Items from a data source:
## BEGIN

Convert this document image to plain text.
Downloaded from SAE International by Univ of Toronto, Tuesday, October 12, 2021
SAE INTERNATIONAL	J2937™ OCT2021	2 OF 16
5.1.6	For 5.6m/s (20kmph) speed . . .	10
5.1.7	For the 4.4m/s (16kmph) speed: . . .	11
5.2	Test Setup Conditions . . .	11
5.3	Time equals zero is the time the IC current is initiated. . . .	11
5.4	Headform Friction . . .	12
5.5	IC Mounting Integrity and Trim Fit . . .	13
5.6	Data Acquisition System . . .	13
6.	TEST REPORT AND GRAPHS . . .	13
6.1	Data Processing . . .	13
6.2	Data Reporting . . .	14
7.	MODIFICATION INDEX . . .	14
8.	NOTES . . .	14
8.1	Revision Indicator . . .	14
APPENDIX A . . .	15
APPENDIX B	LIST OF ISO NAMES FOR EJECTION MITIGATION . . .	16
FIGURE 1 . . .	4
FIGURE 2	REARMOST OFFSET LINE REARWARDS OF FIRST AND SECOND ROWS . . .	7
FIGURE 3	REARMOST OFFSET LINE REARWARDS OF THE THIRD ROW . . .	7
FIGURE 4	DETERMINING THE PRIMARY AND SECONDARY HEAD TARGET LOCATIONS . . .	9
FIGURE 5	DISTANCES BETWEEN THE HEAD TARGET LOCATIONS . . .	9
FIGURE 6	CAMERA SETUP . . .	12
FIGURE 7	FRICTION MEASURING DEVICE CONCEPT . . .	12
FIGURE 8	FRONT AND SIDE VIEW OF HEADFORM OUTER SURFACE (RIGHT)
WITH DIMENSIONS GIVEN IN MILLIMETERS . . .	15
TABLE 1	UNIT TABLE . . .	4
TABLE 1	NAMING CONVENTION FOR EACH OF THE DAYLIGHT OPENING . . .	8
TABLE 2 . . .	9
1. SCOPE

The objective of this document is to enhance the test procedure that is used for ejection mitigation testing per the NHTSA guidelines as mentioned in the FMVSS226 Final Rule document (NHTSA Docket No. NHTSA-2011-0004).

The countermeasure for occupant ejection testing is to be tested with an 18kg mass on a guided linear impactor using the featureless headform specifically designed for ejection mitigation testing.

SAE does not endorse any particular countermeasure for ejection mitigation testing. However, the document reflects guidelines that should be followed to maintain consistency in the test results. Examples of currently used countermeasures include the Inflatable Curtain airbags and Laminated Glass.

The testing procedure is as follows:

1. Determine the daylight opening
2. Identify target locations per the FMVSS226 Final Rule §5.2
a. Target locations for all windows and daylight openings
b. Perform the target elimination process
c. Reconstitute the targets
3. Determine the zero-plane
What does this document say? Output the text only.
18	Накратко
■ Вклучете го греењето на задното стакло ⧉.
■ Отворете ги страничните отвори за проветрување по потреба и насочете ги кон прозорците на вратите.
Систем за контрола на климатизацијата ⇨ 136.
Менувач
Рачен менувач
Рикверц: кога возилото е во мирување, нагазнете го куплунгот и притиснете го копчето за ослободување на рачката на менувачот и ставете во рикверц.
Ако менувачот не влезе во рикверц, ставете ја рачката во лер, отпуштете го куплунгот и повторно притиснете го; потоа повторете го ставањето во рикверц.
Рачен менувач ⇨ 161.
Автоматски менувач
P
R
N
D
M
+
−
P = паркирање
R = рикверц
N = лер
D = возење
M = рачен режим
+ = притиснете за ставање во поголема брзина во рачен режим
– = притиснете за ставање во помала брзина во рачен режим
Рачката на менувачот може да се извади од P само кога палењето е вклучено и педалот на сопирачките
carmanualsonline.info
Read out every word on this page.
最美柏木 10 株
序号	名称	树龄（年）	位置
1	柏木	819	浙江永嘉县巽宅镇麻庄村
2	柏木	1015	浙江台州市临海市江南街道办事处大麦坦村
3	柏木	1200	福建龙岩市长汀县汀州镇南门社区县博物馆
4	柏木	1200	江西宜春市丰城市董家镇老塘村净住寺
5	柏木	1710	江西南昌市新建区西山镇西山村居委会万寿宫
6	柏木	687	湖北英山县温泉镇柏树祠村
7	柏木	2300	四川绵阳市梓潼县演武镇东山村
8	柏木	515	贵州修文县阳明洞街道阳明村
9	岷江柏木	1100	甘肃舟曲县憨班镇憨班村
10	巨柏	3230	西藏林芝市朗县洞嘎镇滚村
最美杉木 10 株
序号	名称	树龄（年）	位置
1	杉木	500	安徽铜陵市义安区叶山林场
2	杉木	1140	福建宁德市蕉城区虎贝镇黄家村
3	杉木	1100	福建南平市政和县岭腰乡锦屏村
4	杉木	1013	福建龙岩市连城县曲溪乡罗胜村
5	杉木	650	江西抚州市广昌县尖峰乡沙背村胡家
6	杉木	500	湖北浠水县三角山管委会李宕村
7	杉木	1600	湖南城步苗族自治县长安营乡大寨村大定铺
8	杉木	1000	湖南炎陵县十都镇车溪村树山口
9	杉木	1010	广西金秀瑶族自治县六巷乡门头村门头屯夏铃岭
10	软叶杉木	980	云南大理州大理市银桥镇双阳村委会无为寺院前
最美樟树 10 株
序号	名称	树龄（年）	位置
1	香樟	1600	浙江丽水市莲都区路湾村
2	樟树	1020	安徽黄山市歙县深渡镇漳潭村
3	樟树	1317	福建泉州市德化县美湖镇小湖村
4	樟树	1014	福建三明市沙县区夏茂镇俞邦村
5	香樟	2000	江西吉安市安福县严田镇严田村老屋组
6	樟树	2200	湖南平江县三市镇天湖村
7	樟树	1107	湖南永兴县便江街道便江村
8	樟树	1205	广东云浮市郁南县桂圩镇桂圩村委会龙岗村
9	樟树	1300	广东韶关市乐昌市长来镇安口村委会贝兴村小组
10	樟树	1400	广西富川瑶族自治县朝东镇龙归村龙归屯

## END

• Instruction
Print every line of the records exactly. Omit nothing.

• Exercise solution
Convert this document image to plain text.
Downloaded from SAE International by Univ of Toronto, Tuesday, October 12, 2021
SAE INTERNATIONAL	J2937™ OCT2021	2 OF 16
5.1.6	For 5.6m/s (20kmph) speed . . .	10
5.1.7	For the 4.4m/s (16kmph) speed: . . .	11
5.2	Test Setup Conditions . . .	11
5.3	Time equals zero is the time the IC current is initiated. . . .	11
5.4	Headform Friction . . .	12
5.5	IC Mounting Integrity and Trim Fit . . .	13
5.6	Data Acquisition System . . .	13
6.	TEST REPORT AND GRAPHS . . .	13
6.1	Data Processing . . .	13
6.2	Data Reporting . . .	14
7.	MODIFICATION INDEX . . .	14
8.	NOTES . . .	14
8.1	Revision Indicator . . .	14
APPENDIX A . . .	15
APPENDIX B	LIST OF ISO NAMES FOR EJECTION MITIGATION . . .	16
FIGURE 1 . . .	4
FIGURE 2	REARMOST OFFSET LINE REARWARDS OF FIRST AND SECOND ROWS . . .	7
FIGURE 3	REARMOST OFFSET LINE REARWARDS OF THE THIRD ROW . . .	7
FIGURE 4	DETERMINING THE PRIMARY AND SECONDARY HEAD TARGET LOCATIONS . . .	9
FIGURE 5	DISTANCES BETWEEN THE HEAD TARGET LOCATIONS . . .	9
FIGURE 6	CAMERA SETUP . . .	12
FIGURE 7	FRICTION MEASURING DEVICE CONCEPT . . .	12
FIGURE 8	FRONT AND SIDE VIEW OF HEADFORM OUTER SURFACE (RIGHT)
WITH DIMENSIONS GIVEN IN MILLIMETERS . . .	15
TABLE 1	UNIT TABLE . . .	4
TABLE 1	NAMING CONVENTION FOR EACH OF THE DAYLIGHT OPENING . . .	8
TABLE 2 . . .	9
1. SCOPE

The objective of this document is to enhance the test procedure that is used for ejection mitigation testing per the NHTSA guidelines as mentioned in the FMVSS226 Final Rule document (NHTSA Docket No. NHTSA-2011-0004).

The countermeasure for occupant ejection testing is to be tested with an 18kg mass on a guided linear impactor using the featureless headform specifically designed for ejection mitigation testing.

SAE does not endorse any particular countermeasure for ejection mitigation testing. However, the document reflects guidelines that should be followed to maintain consistency in the test results. Examples of currently used countermeasures include the Inflatable Curtain airbags and Laminated Glass.

The testing procedure is as follows:

1. Determine the daylight opening
2. Identify target locations per the FMVSS226 Final Rule §5.2
a. Target locations for all windows and daylight openings
b. Perform the target elimination process
c. Reconstitute the targets
3. Determine the zero-plane
What does this document say? Output the text only.
18	Накратко
■ Вклучете го греењето на задното стакло ⧉.
■ Отворете ги страничните отвори за проветрување по потреба и насочете ги кон прозорците на вратите.
Систем за контрола на климатизацијата ⇨ 136.
Менувач
Рачен менувач
Рикверц: кога возилото е во мирување, нагазнете го куплунгот и притиснете го копчето за ослободување на рачката на менувачот и ставете во рикверц.
Ако менувачот не влезе во рикверц, ставете ја рачката во лер, отпуштете го куплунгот и повторно притиснете го; потоа повторете го ставањето во рикверц.
Рачен менувач ⇨ 161.
Автоматски менувач
P
R
N
D
M
+
−
P = паркирање
R = рикверц
N = лер
D = возење
M = рачен режим
+ = притиснете за ставање во поголема брзина во рачен режим
– = притиснете за ставање во помала брзина во рачен режим
Рачката на менувачот може да се извади од P само кога палењето е вклучено и педалот на сопирачките
carmanualsonline.info
Read out every word on this page.
最美柏木 10 株
序号	名称	树龄（年）	位置
1	柏木	819	浙江永嘉县巽宅镇麻庄村
2	柏木	1015	浙江台州市临海市江南街道办事处大麦坦村
3	柏木	1200	福建龙岩市长汀县汀州镇南门社区县博物馆
4	柏木	1200	江西宜春市丰城市董家镇老塘村净住寺
5	柏木	1710	江西南昌市新建区西山镇西山村居委会万寿宫
6	柏木	687	湖北英山县温泉镇柏树祠村
7	柏木	2300	四川绵阳市梓潼县演武镇东山村
8	柏木	515	贵州修文县阳明洞街道阳明村
9	岷江柏木	1100	甘肃舟曲县憨班镇憨班村
10	巨柏	3230	西藏林芝市朗县洞嘎镇滚村
最美杉木 10 株
序号	名称	树龄（年）	位置
1	杉木	500	安徽铜陵市义安区叶山林场
2	杉木	1140	福建宁德市蕉城区虎贝镇黄家村
3	杉木	1100	福建南平市政和县岭腰乡锦屏村
4	杉木	1013	福建龙岩市连城县曲溪乡罗胜村
5	杉木	650	江西抚州市广昌县尖峰乡沙背村胡家
6	杉木	500	湖北浠水县三角山管委会李宕村
7	杉木	1600	湖南城步苗族自治县长安营乡大寨村大定铺
8	杉木	1000	湖南炎陵县十都镇车溪村树山口
9	杉木	1010	广西金秀瑶族自治县六巷乡门头村门头屯夏铃岭
10	软叶杉木	980	云南大理州大理市银桥镇双阳村委会无为寺院前
最美樟树 10 株
序号	名称	树龄（年）	位置
1	香樟	1600	浙江丽水市莲都区路湾村
2	樟树	1020	安徽黄山市歙县深渡镇漳潭村
3	樟树	1317	福建泉州市德化县美湖镇小湖村
4	樟树	1014	福建三明市沙县区夏茂镇俞邦村
5	香樟	2000	江西吉安市安福县严田镇严田村老屋组
6	樟树	2200	湖南平江县三市镇天湖村
7	樟树	1107	湖南永兴县便江街道便江村
8	樟树	1205	广东云浮市郁南县桂圩镇桂圩村委会龙岗村
9	樟树	1300	广东韶关市乐昌市长来镇安口村委会贝兴村小组
10	樟树	1400	广西富川瑶族自治县朝东镇龙归村龙归屯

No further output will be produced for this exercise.